Data entries:
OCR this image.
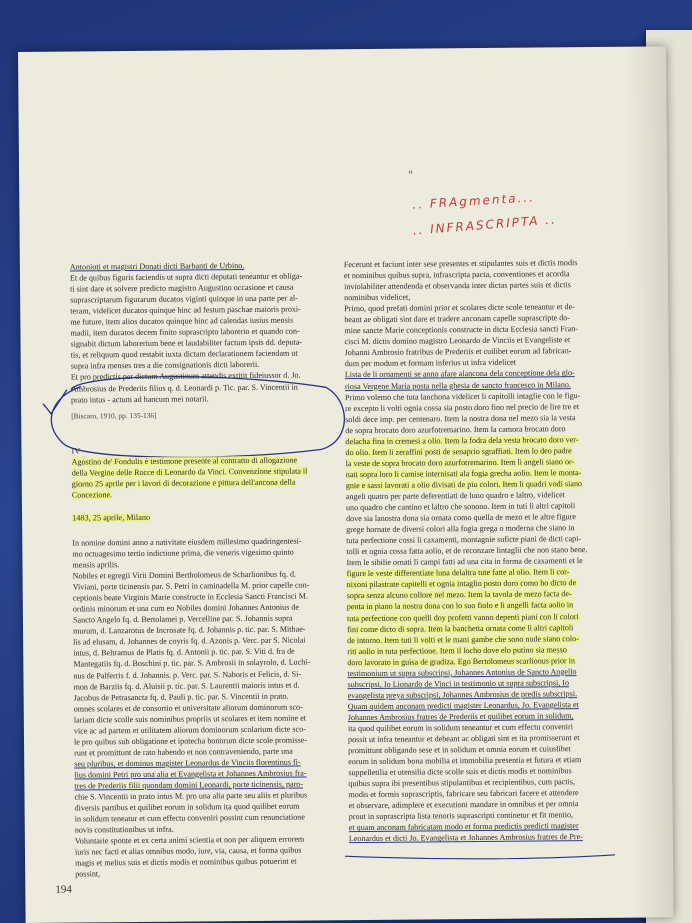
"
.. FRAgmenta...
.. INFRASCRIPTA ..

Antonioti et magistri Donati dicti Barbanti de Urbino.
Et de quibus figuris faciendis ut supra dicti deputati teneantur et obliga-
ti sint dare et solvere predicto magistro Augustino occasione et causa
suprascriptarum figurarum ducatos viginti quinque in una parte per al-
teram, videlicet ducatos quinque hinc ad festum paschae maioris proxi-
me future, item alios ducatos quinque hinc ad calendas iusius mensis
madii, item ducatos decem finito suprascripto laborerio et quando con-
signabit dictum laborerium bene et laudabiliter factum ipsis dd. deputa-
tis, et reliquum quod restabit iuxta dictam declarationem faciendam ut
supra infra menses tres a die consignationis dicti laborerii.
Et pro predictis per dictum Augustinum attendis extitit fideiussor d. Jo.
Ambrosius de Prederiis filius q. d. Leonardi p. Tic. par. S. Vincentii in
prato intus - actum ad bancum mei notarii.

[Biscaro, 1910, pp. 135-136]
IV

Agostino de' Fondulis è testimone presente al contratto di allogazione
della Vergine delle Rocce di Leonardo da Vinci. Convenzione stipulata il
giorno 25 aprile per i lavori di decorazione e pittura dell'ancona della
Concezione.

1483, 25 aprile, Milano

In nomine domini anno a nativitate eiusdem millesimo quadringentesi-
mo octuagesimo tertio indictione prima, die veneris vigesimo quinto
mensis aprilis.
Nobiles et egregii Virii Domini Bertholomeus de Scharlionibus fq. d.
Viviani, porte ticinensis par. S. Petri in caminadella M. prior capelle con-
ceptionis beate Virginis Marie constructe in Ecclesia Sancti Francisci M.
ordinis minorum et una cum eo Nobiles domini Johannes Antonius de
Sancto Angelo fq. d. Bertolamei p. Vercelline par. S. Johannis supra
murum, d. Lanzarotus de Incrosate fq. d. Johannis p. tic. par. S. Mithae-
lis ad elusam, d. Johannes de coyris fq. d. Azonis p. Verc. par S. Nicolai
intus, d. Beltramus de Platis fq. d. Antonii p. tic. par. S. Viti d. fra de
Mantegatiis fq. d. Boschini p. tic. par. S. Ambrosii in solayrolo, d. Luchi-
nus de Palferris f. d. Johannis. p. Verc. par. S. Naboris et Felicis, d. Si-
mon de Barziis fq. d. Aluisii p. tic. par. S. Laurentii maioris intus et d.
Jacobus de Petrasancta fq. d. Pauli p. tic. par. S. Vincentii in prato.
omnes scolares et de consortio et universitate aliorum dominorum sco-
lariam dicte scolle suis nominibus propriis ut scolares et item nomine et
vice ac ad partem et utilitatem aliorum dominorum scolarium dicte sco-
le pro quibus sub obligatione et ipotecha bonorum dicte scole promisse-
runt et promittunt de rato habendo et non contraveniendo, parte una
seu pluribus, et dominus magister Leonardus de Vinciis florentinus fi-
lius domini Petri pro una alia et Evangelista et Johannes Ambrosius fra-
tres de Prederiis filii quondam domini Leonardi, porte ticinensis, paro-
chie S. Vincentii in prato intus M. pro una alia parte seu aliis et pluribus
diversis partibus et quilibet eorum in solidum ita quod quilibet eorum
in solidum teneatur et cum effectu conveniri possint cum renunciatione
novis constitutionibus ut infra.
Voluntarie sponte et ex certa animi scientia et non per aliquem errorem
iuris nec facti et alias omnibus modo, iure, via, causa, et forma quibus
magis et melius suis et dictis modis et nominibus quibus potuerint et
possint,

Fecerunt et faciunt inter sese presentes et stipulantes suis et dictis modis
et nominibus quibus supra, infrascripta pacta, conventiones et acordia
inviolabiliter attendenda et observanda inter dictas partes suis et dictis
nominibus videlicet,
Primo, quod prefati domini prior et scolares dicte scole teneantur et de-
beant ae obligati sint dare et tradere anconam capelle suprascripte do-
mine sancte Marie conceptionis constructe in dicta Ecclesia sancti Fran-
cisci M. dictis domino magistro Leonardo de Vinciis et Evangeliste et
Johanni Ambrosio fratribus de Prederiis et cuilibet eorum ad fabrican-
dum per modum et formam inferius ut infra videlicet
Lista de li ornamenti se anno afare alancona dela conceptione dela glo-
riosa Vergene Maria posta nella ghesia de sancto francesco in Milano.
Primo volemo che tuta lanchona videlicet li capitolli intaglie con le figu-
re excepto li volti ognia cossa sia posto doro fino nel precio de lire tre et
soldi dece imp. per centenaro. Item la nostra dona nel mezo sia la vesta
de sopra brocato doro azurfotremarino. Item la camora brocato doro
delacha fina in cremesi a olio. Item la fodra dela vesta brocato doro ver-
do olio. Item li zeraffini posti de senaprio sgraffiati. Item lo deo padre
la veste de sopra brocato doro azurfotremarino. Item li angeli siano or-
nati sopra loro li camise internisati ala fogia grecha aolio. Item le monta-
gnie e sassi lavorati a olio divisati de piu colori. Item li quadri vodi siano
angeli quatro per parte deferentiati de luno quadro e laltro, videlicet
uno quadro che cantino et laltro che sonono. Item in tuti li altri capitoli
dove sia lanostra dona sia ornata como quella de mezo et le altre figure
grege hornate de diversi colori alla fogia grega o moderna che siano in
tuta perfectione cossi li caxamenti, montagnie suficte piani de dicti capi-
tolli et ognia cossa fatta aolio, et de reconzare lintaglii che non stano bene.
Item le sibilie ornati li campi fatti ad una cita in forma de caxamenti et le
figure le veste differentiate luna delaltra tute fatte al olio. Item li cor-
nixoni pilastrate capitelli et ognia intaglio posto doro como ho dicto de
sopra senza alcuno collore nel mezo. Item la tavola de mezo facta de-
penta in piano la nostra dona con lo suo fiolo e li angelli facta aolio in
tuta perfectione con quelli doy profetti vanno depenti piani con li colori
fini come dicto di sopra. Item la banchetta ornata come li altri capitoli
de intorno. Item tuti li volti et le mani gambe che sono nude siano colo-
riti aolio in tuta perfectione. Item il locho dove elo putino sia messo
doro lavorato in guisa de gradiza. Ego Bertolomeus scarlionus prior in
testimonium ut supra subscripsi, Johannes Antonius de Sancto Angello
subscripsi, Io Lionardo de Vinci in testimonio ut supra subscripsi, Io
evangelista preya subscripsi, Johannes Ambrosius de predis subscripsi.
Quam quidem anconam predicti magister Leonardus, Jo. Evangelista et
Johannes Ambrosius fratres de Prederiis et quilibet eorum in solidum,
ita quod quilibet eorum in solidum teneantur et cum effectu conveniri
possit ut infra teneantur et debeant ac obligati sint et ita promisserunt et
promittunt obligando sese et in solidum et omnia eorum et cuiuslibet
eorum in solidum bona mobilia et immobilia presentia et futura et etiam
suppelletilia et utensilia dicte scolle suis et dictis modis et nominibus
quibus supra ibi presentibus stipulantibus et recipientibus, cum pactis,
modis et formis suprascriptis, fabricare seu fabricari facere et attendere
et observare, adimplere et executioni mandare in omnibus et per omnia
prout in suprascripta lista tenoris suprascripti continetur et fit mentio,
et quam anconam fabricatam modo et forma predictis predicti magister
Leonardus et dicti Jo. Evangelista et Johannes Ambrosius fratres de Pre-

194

### Work required
Quote every line of the records above exactly; no picture is to be copied.

### Result of this exercise
OCR this image.
"
.. FRAgmenta...
.. INFRASCRIPTA ..

Antonioti et magistri Donati dicti Barbanti de Urbino.
Et de quibus figuris faciendis ut supra dicti deputati teneantur et obliga-
ti sint dare et solvere predicto magistro Augustino occasione et causa
suprascriptarum figurarum ducatos viginti quinque in una parte per al-
teram, videlicet ducatos quinque hinc ad festum paschae maioris proxi-
me future, item alios ducatos quinque hinc ad calendas iusius mensis
madii, item ducatos decem finito suprascripto laborerio et quando con-
signabit dictum laborerium bene et laudabiliter factum ipsis dd. deputa-
tis, et reliquum quod restabit iuxta dictam declarationem faciendam ut
supra infra menses tres a die consignationis dicti laborerii.
Et pro predictis per dictum Augustinum attendis extitit fideiussor d. Jo.
Ambrosius de Prederiis filius q. d. Leonardi p. Tic. par. S. Vincentii in
prato intus - actum ad bancum mei notarii.

[Biscaro, 1910, pp. 135-136]
IV

Agostino de' Fondulis è testimone presente al contratto di allogazione
della Vergine delle Rocce di Leonardo da Vinci. Convenzione stipulata il
giorno 25 aprile per i lavori di decorazione e pittura dell'ancona della
Concezione.

1483, 25 aprile, Milano

In nomine domini anno a nativitate eiusdem millesimo quadringentesi-
mo octuagesimo tertio indictione prima, die veneris vigesimo quinto
mensis aprilis.
Nobiles et egregii Virii Domini Bertholomeus de Scharlionibus fq. d.
Viviani, porte ticinensis par. S. Petri in caminadella M. prior capelle con-
ceptionis beate Virginis Marie constructe in Ecclesia Sancti Francisci M.
ordinis minorum et una cum eo Nobiles domini Johannes Antonius de
Sancto Angelo fq. d. Bertolamei p. Vercelline par. S. Johannis supra
murum, d. Lanzarotus de Incrosate fq. d. Johannis p. tic. par. S. Mithae-
lis ad elusam, d. Johannes de coyris fq. d. Azonis p. Verc. par S. Nicolai
intus, d. Beltramus de Platis fq. d. Antonii p. tic. par. S. Viti d. fra de
Mantegatiis fq. d. Boschini p. tic. par. S. Ambrosii in solayrolo, d. Luchi-
nus de Palferris f. d. Johannis. p. Verc. par. S. Naboris et Felicis, d. Si-
mon de Barziis fq. d. Aluisii p. tic. par. S. Laurentii maioris intus et d.
Jacobus de Petrasancta fq. d. Pauli p. tic. par. S. Vincentii in prato.
omnes scolares et de consortio et universitate aliorum dominorum sco-
lariam dicte scolle suis nominibus propriis ut scolares et item nomine et
vice ac ad partem et utilitatem aliorum dominorum scolarium dicte sco-
le pro quibus sub obligatione et ipotecha bonorum dicte scole promisse-
runt et promittunt de rato habendo et non contraveniendo, parte una
seu pluribus, et dominus magister Leonardus de Vinciis florentinus fi-
lius domini Petri pro una alia et Evangelista et Johannes Ambrosius fra-
tres de Prederiis filii quondam domini Leonardi, porte ticinensis, paro-
chie S. Vincentii in prato intus M. pro una alia parte seu aliis et pluribus
diversis partibus et quilibet eorum in solidum ita quod quilibet eorum
in solidum teneatur et cum effectu conveniri possint cum renunciatione
novis constitutionibus ut infra.
Voluntarie sponte et ex certa animi scientia et non per aliquem errorem
iuris nec facti et alias omnibus modo, iure, via, causa, et forma quibus
magis et melius suis et dictis modis et nominibus quibus potuerint et
possint,

Fecerunt et faciunt inter sese presentes et stipulantes suis et dictis modis
et nominibus quibus supra, infrascripta pacta, conventiones et acordia
inviolabiliter attendenda et observanda inter dictas partes suis et dictis
nominibus videlicet,
Primo, quod prefati domini prior et scolares dicte scole teneantur et de-
beant ae obligati sint dare et tradere anconam capelle suprascripte do-
mine sancte Marie conceptionis constructe in dicta Ecclesia sancti Fran-
cisci M. dictis domino magistro Leonardo de Vinciis et Evangeliste et
Johanni Ambrosio fratribus de Prederiis et cuilibet eorum ad fabrican-
dum per modum et formam inferius ut infra videlicet
Lista de li ornamenti se anno afare alancona dela conceptione dela glo-
riosa Vergene Maria posta nella ghesia de sancto francesco in Milano.
Primo volemo che tuta lanchona videlicet li capitolli intaglie con le figu-
re excepto li volti ognia cossa sia posto doro fino nel precio de lire tre et
soldi dece imp. per centenaro. Item la nostra dona nel mezo sia la vesta
de sopra brocato doro azurfotremarino. Item la camora brocato doro
delacha fina in cremesi a olio. Item la fodra dela vesta brocato doro ver-
do olio. Item li zeraffini posti de senaprio sgraffiati. Item lo deo padre
la veste de sopra brocato doro azurfotremarino. Item li angeli siano or-
nati sopra loro li camise internisati ala fogia grecha aolio. Item le monta-
gnie e sassi lavorati a olio divisati de piu colori. Item li quadri vodi siano
angeli quatro per parte deferentiati de luno quadro e laltro, videlicet
uno quadro che cantino et laltro che sonono. Item in tuti li altri capitoli
dove sia lanostra dona sia ornata como quella de mezo et le altre figure
grege hornate de diversi colori alla fogia grega o moderna che siano in
tuta perfectione cossi li caxamenti, montagnie suficte piani de dicti capi-
tolli et ognia cossa fatta aolio, et de reconzare lintaglii che non stano bene.
Item le sibilie ornati li campi fatti ad una cita in forma de caxamenti et le
figure le veste differentiate luna delaltra tute fatte al olio. Item li cor-
nixoni pilastrate capitelli et ognia intaglio posto doro como ho dicto de
sopra senza alcuno collore nel mezo. Item la tavola de mezo facta de-
penta in piano la nostra dona con lo suo fiolo e li angelli facta aolio in
tuta perfectione con quelli doy profetti vanno depenti piani con li colori
fini come dicto di sopra. Item la banchetta ornata come li altri capitoli
de intorno. Item tuti li volti et le mani gambe che sono nude siano colo-
riti aolio in tuta perfectione. Item il locho dove elo putino sia messo
doro lavorato in guisa de gradiza. Ego Bertolomeus scarlionus prior in
testimonium ut supra subscripsi, Johannes Antonius de Sancto Angello
subscripsi, Io Lionardo de Vinci in testimonio ut supra subscripsi, Io
evangelista preya subscripsi, Johannes Ambrosius de predis subscripsi.
Quam quidem anconam predicti magister Leonardus, Jo. Evangelista et
Johannes Ambrosius fratres de Prederiis et quilibet eorum in solidum,
ita quod quilibet eorum in solidum teneantur et cum effectu conveniri
possit ut infra teneantur et debeant ac obligati sint et ita promisserunt et
promittunt obligando sese et in solidum et omnia eorum et cuiuslibet
eorum in solidum bona mobilia et immobilia presentia et futura et etiam
suppelletilia et utensilia dicte scolle suis et dictis modis et nominibus
quibus supra ibi presentibus stipulantibus et recipientibus, cum pactis,
modis et formis suprascriptis, fabricare seu fabricari facere et attendere
et observare, adimplere et executioni mandare in omnibus et per omnia
prout in suprascripta lista tenoris suprascripti continetur et fit mentio,
et quam anconam fabricatam modo et forma predictis predicti magister
Leonardus et dicti Jo. Evangelista et Johannes Ambrosius fratres de Pre-

194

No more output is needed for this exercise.